Task brief >>
Pull out every line below that contains the word "marker".

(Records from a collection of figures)
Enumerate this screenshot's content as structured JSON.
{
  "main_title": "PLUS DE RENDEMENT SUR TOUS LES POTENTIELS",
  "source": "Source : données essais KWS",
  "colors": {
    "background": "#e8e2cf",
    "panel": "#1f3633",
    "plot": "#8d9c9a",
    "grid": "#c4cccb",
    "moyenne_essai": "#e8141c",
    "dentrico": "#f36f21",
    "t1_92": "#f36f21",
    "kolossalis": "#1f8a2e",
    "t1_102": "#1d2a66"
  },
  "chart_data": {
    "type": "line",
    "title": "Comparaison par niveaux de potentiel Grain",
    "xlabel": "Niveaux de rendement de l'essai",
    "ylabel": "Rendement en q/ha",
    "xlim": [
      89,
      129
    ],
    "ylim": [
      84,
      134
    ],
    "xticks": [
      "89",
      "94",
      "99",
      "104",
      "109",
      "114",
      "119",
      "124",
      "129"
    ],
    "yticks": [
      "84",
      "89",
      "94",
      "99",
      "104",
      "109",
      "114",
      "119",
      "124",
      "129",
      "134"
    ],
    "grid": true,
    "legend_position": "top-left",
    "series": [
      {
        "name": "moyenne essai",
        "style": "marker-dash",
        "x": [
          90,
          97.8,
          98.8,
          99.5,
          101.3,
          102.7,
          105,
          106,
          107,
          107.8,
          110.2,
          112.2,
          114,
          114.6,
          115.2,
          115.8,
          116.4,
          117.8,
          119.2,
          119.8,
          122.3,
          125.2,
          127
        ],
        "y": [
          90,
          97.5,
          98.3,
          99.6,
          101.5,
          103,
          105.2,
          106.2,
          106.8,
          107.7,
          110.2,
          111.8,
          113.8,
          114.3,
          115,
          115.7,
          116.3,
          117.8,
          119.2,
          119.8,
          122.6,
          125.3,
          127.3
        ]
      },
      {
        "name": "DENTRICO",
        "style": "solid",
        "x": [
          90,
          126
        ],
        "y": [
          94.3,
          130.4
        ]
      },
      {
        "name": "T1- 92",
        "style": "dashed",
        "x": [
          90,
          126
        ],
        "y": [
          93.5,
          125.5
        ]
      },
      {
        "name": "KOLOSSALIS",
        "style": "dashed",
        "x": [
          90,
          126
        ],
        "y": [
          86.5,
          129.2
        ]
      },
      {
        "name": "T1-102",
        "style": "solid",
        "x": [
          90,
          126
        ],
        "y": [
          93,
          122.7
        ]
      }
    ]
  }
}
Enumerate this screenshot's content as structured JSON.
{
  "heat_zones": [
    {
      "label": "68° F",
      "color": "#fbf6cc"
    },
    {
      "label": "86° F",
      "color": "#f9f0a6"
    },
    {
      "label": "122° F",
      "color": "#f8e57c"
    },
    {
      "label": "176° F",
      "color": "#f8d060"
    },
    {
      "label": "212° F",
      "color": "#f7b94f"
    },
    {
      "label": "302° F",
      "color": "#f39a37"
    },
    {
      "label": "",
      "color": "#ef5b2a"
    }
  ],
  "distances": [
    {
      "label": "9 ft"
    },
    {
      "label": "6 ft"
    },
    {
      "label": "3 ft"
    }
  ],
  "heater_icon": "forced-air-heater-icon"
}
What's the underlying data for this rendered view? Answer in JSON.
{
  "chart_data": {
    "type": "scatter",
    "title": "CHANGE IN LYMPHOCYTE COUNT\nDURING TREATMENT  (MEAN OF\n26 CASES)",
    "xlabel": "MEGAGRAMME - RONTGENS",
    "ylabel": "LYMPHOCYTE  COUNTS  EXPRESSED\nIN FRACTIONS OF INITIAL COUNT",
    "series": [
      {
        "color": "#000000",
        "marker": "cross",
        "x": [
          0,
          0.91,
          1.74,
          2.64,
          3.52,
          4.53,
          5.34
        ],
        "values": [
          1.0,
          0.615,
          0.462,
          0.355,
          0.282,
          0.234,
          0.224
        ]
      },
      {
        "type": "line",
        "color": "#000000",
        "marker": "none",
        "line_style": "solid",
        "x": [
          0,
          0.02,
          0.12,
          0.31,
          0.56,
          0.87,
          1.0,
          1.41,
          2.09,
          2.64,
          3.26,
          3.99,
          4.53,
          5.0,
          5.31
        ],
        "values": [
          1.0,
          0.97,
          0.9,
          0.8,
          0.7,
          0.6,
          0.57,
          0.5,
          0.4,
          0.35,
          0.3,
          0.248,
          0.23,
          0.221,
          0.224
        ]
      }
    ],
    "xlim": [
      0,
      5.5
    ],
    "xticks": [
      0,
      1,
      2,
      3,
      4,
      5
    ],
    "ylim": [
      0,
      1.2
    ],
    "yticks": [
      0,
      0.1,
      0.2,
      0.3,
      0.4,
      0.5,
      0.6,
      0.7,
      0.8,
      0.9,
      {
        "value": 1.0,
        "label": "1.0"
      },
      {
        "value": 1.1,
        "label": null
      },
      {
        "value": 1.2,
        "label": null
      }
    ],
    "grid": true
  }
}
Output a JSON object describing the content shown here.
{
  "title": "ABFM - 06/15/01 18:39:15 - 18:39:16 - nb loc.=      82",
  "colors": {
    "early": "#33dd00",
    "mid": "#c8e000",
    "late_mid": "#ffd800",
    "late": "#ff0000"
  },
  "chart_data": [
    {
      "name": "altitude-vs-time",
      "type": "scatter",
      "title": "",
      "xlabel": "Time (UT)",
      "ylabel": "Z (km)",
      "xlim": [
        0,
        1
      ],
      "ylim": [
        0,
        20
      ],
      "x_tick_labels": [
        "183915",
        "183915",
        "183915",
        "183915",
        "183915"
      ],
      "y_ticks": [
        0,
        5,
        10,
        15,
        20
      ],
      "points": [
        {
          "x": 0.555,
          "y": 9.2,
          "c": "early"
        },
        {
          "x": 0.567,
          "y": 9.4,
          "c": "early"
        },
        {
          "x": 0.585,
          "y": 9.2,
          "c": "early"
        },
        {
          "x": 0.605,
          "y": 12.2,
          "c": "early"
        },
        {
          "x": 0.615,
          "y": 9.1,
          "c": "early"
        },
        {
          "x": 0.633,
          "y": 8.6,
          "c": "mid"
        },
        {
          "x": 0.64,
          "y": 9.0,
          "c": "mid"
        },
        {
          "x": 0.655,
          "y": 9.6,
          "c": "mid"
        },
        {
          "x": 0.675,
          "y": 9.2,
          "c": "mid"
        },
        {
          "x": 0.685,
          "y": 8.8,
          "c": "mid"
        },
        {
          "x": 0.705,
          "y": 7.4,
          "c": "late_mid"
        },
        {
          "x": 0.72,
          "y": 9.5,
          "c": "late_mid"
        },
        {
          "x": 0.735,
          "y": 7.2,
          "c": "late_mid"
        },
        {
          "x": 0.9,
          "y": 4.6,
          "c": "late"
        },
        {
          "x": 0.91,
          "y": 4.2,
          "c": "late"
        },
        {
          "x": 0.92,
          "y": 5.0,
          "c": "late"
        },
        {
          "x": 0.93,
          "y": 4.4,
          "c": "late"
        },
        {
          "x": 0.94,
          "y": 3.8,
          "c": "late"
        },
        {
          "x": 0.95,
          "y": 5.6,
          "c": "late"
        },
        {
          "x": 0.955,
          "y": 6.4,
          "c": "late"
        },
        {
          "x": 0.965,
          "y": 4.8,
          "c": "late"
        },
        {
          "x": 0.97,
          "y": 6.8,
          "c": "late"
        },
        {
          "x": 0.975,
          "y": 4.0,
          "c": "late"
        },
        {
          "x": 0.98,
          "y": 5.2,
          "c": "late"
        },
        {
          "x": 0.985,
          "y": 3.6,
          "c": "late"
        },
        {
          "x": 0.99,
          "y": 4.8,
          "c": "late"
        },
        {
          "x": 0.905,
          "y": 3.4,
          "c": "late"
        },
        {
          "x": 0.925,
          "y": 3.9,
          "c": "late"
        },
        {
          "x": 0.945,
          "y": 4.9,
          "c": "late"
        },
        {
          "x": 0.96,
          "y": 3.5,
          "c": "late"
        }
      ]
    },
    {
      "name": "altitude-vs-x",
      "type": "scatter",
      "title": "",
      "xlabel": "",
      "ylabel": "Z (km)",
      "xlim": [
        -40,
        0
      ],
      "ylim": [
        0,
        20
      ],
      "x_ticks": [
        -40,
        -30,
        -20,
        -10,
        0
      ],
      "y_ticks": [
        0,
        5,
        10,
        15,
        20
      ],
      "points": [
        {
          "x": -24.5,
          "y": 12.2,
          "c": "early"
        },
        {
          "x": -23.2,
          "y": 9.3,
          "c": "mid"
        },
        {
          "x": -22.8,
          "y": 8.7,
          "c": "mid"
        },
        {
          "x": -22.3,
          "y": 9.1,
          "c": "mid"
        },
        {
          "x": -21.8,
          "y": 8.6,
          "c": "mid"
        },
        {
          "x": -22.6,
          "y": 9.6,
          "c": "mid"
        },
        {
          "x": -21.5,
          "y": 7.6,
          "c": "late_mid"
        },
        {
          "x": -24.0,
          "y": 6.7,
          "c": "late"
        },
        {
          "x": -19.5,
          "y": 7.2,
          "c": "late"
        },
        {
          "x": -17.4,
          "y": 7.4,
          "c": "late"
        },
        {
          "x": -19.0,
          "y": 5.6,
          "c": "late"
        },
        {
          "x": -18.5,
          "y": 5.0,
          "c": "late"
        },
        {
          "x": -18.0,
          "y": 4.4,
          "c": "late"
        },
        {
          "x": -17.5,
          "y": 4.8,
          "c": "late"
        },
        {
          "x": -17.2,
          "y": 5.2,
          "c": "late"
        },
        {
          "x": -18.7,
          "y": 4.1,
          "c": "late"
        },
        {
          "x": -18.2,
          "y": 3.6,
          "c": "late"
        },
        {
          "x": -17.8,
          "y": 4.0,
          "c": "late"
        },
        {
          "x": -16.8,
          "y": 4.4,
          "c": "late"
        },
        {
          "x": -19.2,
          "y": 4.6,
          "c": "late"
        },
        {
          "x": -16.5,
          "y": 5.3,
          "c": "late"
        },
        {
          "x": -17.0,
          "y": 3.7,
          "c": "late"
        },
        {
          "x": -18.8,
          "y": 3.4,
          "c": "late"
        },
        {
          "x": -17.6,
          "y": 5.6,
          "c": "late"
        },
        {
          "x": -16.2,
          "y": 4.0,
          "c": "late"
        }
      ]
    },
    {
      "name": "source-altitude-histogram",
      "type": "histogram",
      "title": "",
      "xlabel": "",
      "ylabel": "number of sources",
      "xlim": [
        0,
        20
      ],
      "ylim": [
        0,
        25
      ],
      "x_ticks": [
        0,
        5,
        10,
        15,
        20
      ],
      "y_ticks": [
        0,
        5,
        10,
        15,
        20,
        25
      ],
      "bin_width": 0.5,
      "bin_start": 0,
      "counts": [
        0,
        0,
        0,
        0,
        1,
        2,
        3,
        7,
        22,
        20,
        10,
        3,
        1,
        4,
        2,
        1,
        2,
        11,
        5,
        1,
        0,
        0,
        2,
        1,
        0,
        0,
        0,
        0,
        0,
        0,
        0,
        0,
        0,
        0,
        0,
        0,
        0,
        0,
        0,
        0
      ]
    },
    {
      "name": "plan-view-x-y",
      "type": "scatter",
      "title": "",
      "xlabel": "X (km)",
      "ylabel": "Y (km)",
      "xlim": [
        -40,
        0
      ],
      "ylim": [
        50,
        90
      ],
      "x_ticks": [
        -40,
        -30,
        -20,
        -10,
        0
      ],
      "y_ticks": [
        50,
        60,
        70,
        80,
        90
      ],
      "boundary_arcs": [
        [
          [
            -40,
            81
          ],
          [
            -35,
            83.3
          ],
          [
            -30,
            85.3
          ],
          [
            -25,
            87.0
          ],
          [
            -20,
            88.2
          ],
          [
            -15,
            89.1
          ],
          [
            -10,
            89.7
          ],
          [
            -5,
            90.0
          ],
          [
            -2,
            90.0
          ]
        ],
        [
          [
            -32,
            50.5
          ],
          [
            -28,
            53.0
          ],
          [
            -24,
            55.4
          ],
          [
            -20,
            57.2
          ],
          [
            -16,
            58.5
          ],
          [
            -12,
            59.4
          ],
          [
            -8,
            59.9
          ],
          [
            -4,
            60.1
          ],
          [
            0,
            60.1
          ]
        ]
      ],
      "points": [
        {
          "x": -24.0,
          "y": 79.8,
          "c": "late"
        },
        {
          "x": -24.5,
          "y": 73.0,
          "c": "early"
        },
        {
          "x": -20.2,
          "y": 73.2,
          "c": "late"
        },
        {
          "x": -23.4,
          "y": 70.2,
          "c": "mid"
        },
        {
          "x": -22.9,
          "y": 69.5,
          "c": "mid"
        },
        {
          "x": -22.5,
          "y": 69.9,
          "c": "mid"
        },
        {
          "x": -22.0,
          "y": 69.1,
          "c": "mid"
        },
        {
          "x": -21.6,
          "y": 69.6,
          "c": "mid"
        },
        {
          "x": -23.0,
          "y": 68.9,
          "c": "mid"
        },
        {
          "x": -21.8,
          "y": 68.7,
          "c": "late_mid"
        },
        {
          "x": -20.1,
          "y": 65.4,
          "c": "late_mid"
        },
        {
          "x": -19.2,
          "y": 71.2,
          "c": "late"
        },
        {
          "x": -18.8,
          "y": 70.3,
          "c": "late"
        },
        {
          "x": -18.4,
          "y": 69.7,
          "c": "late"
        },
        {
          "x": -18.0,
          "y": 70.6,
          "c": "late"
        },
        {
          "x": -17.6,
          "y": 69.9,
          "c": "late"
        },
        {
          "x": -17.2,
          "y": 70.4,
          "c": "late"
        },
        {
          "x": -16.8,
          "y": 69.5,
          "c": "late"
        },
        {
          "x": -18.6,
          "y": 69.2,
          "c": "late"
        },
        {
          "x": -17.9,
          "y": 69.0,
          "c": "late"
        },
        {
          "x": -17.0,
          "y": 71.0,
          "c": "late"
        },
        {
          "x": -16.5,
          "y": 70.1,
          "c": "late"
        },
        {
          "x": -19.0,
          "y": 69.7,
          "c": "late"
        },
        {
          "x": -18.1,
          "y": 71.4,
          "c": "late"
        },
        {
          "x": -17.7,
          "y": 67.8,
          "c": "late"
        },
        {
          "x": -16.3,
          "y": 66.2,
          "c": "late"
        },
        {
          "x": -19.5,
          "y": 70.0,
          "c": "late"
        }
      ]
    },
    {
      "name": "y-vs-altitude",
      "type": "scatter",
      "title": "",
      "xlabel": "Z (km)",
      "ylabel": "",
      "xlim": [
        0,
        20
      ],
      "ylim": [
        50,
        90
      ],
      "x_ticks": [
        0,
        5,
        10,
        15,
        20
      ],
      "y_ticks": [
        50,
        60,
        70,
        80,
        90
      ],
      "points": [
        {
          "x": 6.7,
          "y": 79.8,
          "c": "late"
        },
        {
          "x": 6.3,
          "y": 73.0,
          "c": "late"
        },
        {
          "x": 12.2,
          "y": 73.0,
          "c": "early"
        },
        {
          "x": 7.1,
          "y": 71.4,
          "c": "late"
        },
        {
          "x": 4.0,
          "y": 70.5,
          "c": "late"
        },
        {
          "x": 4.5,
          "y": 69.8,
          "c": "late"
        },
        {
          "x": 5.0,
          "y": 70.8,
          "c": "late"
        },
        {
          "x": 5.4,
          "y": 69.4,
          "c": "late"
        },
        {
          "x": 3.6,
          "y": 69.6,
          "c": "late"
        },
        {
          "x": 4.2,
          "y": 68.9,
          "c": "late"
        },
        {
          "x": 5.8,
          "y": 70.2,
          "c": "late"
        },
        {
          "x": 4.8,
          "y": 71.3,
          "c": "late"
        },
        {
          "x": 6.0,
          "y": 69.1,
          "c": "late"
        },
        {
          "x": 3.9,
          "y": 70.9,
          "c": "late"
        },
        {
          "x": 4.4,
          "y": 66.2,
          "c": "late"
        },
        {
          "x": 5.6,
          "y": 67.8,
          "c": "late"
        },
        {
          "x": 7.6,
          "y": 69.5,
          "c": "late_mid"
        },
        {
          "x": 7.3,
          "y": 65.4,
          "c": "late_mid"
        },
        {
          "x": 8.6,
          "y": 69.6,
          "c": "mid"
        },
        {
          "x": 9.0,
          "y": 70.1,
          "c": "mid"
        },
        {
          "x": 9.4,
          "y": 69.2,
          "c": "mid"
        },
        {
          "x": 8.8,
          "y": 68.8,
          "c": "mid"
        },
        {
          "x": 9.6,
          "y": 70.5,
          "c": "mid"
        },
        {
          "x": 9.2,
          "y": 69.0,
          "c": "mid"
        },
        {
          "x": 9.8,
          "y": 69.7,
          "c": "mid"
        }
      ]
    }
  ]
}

Exercise response >>
        "style": "marker-dash",
        "marker": "cross",
        "marker": "none",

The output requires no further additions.